[WRITTEN EXERCISE]:
All entries below are to be set down again, identical to the source.
____ DATA IN THIS EXERCISE
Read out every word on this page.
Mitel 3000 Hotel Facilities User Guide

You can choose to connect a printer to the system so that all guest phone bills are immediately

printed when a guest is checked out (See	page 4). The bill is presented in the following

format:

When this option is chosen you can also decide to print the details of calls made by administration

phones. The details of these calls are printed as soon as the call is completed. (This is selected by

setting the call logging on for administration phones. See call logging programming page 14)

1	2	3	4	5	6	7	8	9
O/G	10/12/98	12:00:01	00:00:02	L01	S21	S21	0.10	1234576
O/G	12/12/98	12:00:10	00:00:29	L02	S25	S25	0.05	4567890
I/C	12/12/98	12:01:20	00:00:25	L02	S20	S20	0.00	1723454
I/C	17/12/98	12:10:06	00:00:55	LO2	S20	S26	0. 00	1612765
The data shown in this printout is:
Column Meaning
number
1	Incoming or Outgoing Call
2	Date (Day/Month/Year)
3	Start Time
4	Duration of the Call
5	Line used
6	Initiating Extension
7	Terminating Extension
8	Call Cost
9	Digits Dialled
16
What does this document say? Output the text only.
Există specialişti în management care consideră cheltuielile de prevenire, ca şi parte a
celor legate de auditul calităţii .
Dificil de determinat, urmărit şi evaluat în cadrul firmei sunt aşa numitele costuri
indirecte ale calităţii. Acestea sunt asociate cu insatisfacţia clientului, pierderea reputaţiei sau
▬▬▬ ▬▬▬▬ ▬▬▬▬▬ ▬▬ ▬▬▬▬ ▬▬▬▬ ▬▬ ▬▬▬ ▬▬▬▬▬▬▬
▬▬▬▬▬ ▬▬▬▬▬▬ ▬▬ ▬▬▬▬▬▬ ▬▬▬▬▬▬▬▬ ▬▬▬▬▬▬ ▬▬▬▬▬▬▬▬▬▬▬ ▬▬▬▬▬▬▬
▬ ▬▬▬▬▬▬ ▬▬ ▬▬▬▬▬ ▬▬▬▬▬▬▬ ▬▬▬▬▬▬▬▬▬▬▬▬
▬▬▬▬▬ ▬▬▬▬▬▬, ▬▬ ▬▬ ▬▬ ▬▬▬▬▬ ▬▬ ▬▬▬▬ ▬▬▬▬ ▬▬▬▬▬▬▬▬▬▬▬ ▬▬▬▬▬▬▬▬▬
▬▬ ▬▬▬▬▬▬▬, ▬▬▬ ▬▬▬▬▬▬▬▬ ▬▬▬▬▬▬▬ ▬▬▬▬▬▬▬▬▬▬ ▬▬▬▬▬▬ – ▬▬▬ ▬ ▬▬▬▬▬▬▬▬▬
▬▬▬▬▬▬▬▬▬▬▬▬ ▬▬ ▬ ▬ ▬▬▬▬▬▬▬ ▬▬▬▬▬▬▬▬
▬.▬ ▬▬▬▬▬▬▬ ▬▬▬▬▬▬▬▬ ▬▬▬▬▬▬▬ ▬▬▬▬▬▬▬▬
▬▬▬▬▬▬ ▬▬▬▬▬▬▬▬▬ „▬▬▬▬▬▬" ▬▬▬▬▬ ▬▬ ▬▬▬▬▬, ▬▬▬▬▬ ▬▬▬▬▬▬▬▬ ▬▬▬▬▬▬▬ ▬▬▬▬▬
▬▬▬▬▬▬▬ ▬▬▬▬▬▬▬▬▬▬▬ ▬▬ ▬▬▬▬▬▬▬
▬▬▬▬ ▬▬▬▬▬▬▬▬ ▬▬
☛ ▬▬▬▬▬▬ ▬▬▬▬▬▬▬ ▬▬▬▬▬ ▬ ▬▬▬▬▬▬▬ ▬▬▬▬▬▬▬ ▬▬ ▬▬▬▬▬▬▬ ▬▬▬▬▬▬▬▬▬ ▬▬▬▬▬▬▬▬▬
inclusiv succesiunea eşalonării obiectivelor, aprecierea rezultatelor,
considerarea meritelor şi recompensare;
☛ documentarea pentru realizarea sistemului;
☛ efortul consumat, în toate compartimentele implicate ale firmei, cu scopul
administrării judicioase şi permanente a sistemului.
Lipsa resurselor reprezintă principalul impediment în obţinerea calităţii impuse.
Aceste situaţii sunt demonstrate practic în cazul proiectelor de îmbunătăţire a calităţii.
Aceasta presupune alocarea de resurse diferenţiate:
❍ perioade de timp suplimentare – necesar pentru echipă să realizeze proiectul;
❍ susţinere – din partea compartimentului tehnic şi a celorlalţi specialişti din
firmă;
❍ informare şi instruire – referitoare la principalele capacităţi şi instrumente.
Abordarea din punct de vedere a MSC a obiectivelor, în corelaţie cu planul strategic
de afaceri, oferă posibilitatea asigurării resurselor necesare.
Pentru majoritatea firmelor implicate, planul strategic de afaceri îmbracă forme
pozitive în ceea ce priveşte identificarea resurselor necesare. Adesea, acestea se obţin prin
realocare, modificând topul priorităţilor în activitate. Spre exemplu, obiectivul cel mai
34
________
[TASK SOLUTION]:
Read out every word on this page.
Mitel 3000 Hotel Facilities User Guide

You can choose to connect a printer to the system so that all guest phone bills are immediately

printed when a guest is checked out (See	page 4). The bill is presented in the following

format:

When this option is chosen you can also decide to print the details of calls made by administration

phones. The details of these calls are printed as soon as the call is completed. (This is selected by

setting the call logging on for administration phones. See call logging programming page 14)

1	2	3	4	5	6	7	8	9
O/G	10/12/98	12:00:01	00:00:02	L01	S21	S21	0.10	1234576
O/G	12/12/98	12:00:10	00:00:29	L02	S25	S25	0.05	4567890
I/C	12/12/98	12:01:20	00:00:25	L02	S20	S20	0.00	1723454
I/C	17/12/98	12:10:06	00:00:55	LO2	S20	S26	0. 00	1612765
The data shown in this printout is:
Column Meaning
number
1	Incoming or Outgoing Call
2	Date (Day/Month/Year)
3	Start Time
4	Duration of the Call
5	Line used
6	Initiating Extension
7	Terminating Extension
8	Call Cost
9	Digits Dialled
16
What does this document say? Output the text only.
Există specialişti în management care consideră cheltuielile de prevenire, ca şi parte a
celor legate de auditul calităţii .
Dificil de determinat, urmărit şi evaluat în cadrul firmei sunt aşa numitele costuri
indirecte ale calităţii. Acestea sunt asociate cu insatisfacţia clientului, pierderea reputaţiei sau
▬▬▬ ▬▬▬▬ ▬▬▬▬▬ ▬▬ ▬▬▬▬ ▬▬▬▬ ▬▬ ▬▬▬ ▬▬▬▬▬▬▬
▬▬▬▬▬ ▬▬▬▬▬▬ ▬▬ ▬▬▬▬▬▬ ▬▬▬▬▬▬▬▬ ▬▬▬▬▬▬ ▬▬▬▬▬▬▬▬▬▬▬ ▬▬▬▬▬▬▬
▬ ▬▬▬▬▬▬ ▬▬ ▬▬▬▬▬ ▬▬▬▬▬▬▬ ▬▬▬▬▬▬▬▬▬▬▬▬
▬▬▬▬▬ ▬▬▬▬▬▬, ▬▬ ▬▬ ▬▬ ▬▬▬▬▬ ▬▬ ▬▬▬▬ ▬▬▬▬ ▬▬▬▬▬▬▬▬▬▬▬ ▬▬▬▬▬▬▬▬▬
▬▬ ▬▬▬▬▬▬▬, ▬▬▬ ▬▬▬▬▬▬▬▬ ▬▬▬▬▬▬▬ ▬▬▬▬▬▬▬▬▬▬ ▬▬▬▬▬▬ – ▬▬▬ ▬ ▬▬▬▬▬▬▬▬▬
▬▬▬▬▬▬▬▬▬▬▬▬ ▬▬ ▬ ▬ ▬▬▬▬▬▬▬ ▬▬▬▬▬▬▬▬
▬.▬ ▬▬▬▬▬▬▬ ▬▬▬▬▬▬▬▬ ▬▬▬▬▬▬▬ ▬▬▬▬▬▬▬▬
▬▬▬▬▬▬ ▬▬▬▬▬▬▬▬▬ „▬▬▬▬▬▬" ▬▬▬▬▬ ▬▬ ▬▬▬▬▬, ▬▬▬▬▬ ▬▬▬▬▬▬▬▬ ▬▬▬▬▬▬▬ ▬▬▬▬▬
▬▬▬▬▬▬▬ ▬▬▬▬▬▬▬▬▬▬▬ ▬▬ ▬▬▬▬▬▬▬
▬▬▬▬ ▬▬▬▬▬▬▬▬ ▬▬
☛ ▬▬▬▬▬▬ ▬▬▬▬▬▬▬ ▬▬▬▬▬ ▬ ▬▬▬▬▬▬▬ ▬▬▬▬▬▬▬ ▬▬ ▬▬▬▬▬▬▬ ▬▬▬▬▬▬▬▬▬ ▬▬▬▬▬▬▬▬▬
inclusiv succesiunea eşalonării obiectivelor, aprecierea rezultatelor,
considerarea meritelor şi recompensare;
☛ documentarea pentru realizarea sistemului;
☛ efortul consumat, în toate compartimentele implicate ale firmei, cu scopul
administrării judicioase şi permanente a sistemului.
Lipsa resurselor reprezintă principalul impediment în obţinerea calităţii impuse.
Aceste situaţii sunt demonstrate practic în cazul proiectelor de îmbunătăţire a calităţii.
Aceasta presupune alocarea de resurse diferenţiate:
❍ perioade de timp suplimentare – necesar pentru echipă să realizeze proiectul;
❍ susţinere – din partea compartimentului tehnic şi a celorlalţi specialişti din
firmă;
❍ informare şi instruire – referitoare la principalele capacităţi şi instrumente.
Abordarea din punct de vedere a MSC a obiectivelor, în corelaţie cu planul strategic
de afaceri, oferă posibilitatea asigurării resurselor necesare.
Pentru majoritatea firmelor implicate, planul strategic de afaceri îmbracă forme
pozitive în ceea ce priveşte identificarea resurselor necesare. Adesea, acestea se obţin prin
realocare, modificând topul priorităţilor în activitate. Spre exemplu, obiectivul cel mai
34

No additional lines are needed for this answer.